**Your objective**
Transcribe the entries below exactly.

::::

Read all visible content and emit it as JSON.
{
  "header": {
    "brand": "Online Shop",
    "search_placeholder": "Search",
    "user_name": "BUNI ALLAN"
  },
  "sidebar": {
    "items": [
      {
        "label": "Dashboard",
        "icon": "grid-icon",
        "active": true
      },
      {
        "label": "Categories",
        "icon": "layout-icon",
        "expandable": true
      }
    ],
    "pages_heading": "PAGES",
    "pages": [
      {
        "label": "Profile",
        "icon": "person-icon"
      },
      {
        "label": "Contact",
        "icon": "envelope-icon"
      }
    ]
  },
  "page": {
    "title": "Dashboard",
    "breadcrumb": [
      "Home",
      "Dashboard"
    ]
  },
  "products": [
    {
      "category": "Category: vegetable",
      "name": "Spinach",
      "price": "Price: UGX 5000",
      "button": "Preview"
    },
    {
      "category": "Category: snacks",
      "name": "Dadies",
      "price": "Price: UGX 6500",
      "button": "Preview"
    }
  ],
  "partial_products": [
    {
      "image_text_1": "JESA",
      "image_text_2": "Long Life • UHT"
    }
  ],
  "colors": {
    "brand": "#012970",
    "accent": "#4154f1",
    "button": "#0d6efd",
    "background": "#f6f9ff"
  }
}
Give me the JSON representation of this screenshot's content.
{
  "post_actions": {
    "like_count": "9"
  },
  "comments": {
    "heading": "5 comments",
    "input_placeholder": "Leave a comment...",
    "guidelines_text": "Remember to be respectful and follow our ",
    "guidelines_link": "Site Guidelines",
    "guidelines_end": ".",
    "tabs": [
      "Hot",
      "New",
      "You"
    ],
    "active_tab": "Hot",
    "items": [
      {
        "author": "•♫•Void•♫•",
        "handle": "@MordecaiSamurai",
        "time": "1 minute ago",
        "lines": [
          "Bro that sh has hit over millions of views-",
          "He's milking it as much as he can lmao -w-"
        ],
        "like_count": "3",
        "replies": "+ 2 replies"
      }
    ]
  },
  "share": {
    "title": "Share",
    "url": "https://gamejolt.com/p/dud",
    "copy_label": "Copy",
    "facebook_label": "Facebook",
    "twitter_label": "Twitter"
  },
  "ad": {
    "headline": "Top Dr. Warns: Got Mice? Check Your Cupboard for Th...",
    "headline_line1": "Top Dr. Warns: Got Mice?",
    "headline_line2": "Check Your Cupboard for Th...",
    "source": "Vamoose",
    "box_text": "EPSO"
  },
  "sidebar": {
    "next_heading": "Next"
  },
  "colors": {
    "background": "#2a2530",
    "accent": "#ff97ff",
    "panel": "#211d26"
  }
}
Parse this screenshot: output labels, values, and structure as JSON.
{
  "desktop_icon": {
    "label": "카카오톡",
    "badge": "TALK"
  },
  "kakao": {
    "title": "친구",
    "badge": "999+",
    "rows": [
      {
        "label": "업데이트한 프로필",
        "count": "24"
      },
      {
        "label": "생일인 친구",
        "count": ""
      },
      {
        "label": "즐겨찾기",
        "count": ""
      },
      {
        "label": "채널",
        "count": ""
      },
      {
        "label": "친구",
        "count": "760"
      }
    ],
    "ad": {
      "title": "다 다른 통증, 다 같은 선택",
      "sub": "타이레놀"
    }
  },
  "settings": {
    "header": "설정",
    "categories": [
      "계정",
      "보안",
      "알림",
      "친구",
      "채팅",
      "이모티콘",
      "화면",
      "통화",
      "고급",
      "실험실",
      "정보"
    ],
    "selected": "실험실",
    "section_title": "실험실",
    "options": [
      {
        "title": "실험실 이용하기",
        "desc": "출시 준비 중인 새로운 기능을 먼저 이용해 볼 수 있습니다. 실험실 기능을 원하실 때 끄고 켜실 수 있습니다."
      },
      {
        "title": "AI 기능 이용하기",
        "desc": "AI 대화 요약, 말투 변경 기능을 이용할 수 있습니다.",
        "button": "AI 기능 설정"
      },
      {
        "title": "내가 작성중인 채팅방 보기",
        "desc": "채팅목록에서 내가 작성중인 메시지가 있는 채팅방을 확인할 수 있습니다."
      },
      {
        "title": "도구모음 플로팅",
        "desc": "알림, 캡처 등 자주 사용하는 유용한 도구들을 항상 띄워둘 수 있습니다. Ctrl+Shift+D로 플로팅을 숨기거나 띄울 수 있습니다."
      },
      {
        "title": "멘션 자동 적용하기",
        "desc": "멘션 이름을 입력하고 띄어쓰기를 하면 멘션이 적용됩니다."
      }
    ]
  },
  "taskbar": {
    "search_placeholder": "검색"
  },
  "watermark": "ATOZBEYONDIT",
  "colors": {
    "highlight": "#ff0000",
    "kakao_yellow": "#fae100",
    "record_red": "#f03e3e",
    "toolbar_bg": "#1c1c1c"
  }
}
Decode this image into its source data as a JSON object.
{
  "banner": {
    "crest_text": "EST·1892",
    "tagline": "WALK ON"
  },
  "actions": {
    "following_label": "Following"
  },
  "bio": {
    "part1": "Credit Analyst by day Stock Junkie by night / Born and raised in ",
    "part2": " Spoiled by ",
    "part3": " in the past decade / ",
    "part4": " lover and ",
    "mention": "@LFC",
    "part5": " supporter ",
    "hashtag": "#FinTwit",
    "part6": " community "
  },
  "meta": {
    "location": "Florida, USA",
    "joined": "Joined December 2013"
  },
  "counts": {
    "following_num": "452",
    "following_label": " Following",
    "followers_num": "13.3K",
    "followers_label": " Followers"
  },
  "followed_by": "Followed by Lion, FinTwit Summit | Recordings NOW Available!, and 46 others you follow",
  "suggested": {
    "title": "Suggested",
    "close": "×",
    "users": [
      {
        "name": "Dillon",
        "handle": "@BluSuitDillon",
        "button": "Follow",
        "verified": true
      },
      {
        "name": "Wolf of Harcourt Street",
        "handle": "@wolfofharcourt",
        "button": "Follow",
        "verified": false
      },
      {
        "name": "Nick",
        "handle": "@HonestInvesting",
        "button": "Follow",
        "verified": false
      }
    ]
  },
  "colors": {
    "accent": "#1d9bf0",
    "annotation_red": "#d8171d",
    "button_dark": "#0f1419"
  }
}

::::

**Task solution**
Read all visible content and emit it as JSON.
{
  "header": {
    "brand": "Online Shop",
    "search_placeholder": "Search",
    "user_name": "BUNI ALLAN"
  },
  "sidebar": {
    "items": [
      {
        "label": "Dashboard",
        "icon": "grid-icon",
        "active": true
      },
      {
        "label": "Categories",
        "icon": "layout-icon",
        "expandable": true
      }
    ],
    "pages_heading": "PAGES",
    "pages": [
      {
        "label": "Profile",
        "icon": "person-icon"
      },
      {
        "label": "Contact",
        "icon": "envelope-icon"
      }
    ]
  },
  "page": {
    "title": "Dashboard",
    "breadcrumb": [
      "Home",
      "Dashboard"
    ]
  },
  "products": [
    {
      "category": "Category: vegetable",
      "name": "Spinach",
      "price": "Price: UGX 5000",
      "button": "Preview"
    },
    {
      "category": "Category: snacks",
      "name": "Dadies",
      "price": "Price: UGX 6500",
      "button": "Preview"
    }
  ],
  "partial_products": [
    {
      "image_text_1": "JESA",
      "image_text_2": "Long Life • UHT"
    }
  ],
  "colors": {
    "brand": "#012970",
    "accent": "#4154f1",
    "button": "#0d6efd",
    "background": "#f6f9ff"
  }
}
Give me the JSON representation of this screenshot's content.
{
  "post_actions": {
    "like_count": "9"
  },
  "comments": {
    "heading": "5 comments",
    "input_placeholder": "Leave a comment...",
    "guidelines_text": "Remember to be respectful and follow our ",
    "guidelines_link": "Site Guidelines",
    "guidelines_end": ".",
    "tabs": [
      "Hot",
      "New",
      "You"
    ],
    "active_tab": "Hot",
    "items": [
      {
        "author": "•♫•Void•♫•",
        "handle": "@MordecaiSamurai",
        "time": "1 minute ago",
        "lines": [
          "Bro that sh has hit over millions of views-",
          "He's milking it as much as he can lmao -w-"
        ],
        "like_count": "3",
        "replies": "+ 2 replies"
      }
    ]
  },
  "share": {
    "title": "Share",
    "url": "https://gamejolt.com/p/dud",
    "copy_label": "Copy",
    "facebook_label": "Facebook",
    "twitter_label": "Twitter"
  },
  "ad": {
    "headline": "Top Dr. Warns: Got Mice? Check Your Cupboard for Th...",
    "headline_line1": "Top Dr. Warns: Got Mice?",
    "headline_line2": "Check Your Cupboard for Th...",
    "source": "Vamoose",
    "box_text": "EPSO"
  },
  "sidebar": {
    "next_heading": "Next"
  },
  "colors": {
    "background": "#2a2530",
    "accent": "#ff97ff",
    "panel": "#211d26"
  }
}
Parse this screenshot: output labels, values, and structure as JSON.
{
  "desktop_icon": {
    "label": "카카오톡",
    "badge": "TALK"
  },
  "kakao": {
    "title": "친구",
    "badge": "999+",
    "rows": [
      {
        "label": "업데이트한 프로필",
        "count": "24"
      },
      {
        "label": "생일인 친구",
        "count": ""
      },
      {
        "label": "즐겨찾기",
        "count": ""
      },
      {
        "label": "채널",
        "count": ""
      },
      {
        "label": "친구",
        "count": "760"
      }
    ],
    "ad": {
      "title": "다 다른 통증, 다 같은 선택",
      "sub": "타이레놀"
    }
  },
  "settings": {
    "header": "설정",
    "categories": [
      "계정",
      "보안",
      "알림",
      "친구",
      "채팅",
      "이모티콘",
      "화면",
      "통화",
      "고급",
      "실험실",
      "정보"
    ],
    "selected": "실험실",
    "section_title": "실험실",
    "options": [
      {
        "title": "실험실 이용하기",
        "desc": "출시 준비 중인 새로운 기능을 먼저 이용해 볼 수 있습니다. 실험실 기능을 원하실 때 끄고 켜실 수 있습니다."
      },
      {
        "title": "AI 기능 이용하기",
        "desc": "AI 대화 요약, 말투 변경 기능을 이용할 수 있습니다.",
        "button": "AI 기능 설정"
      },
      {
        "title": "내가 작성중인 채팅방 보기",
        "desc": "채팅목록에서 내가 작성중인 메시지가 있는 채팅방을 확인할 수 있습니다."
      },
      {
        "title": "도구모음 플로팅",
        "desc": "알림, 캡처 등 자주 사용하는 유용한 도구들을 항상 띄워둘 수 있습니다. Ctrl+Shift+D로 플로팅을 숨기거나 띄울 수 있습니다."
      },
      {
        "title": "멘션 자동 적용하기",
        "desc": "멘션 이름을 입력하고 띄어쓰기를 하면 멘션이 적용됩니다."
      }
    ]
  },
  "taskbar": {
    "search_placeholder": "검색"
  },
  "watermark": "ATOZBEYONDIT",
  "colors": {
    "highlight": "#ff0000",
    "kakao_yellow": "#fae100",
    "record_red": "#f03e3e",
    "toolbar_bg": "#1c1c1c"
  }
}
Decode this image into its source data as a JSON object.
{
  "banner": {
    "crest_text": "EST·1892",
    "tagline": "WALK ON"
  },
  "actions": {
    "following_label": "Following"
  },
  "bio": {
    "part1": "Credit Analyst by day Stock Junkie by night / Born and raised in ",
    "part2": " Spoiled by ",
    "part3": " in the past decade / ",
    "part4": " lover and ",
    "mention": "@LFC",
    "part5": " supporter ",
    "hashtag": "#FinTwit",
    "part6": " community "
  },
  "meta": {
    "location": "Florida, USA",
    "joined": "Joined December 2013"
  },
  "counts": {
    "following_num": "452",
    "following_label": " Following",
    "followers_num": "13.3K",
    "followers_label": " Followers"
  },
  "followed_by": "Followed by Lion, FinTwit Summit | Recordings NOW Available!, and 46 others you follow",
  "suggested": {
    "title": "Suggested",
    "close": "×",
    "users": [
      {
        "name": "Dillon",
        "handle": "@BluSuitDillon",
        "button": "Follow",
        "verified": true
      },
      {
        "name": "Wolf of Harcourt Street",
        "handle": "@wolfofharcourt",
        "button": "Follow",
        "verified": false
      },
      {
        "name": "Nick",
        "handle": "@HonestInvesting",
        "button": "Follow",
        "verified": false
      }
    ]
  },
  "colors": {
    "accent": "#1d9bf0",
    "annotation_red": "#d8171d",
    "button_dark": "#0f1419"
  }
}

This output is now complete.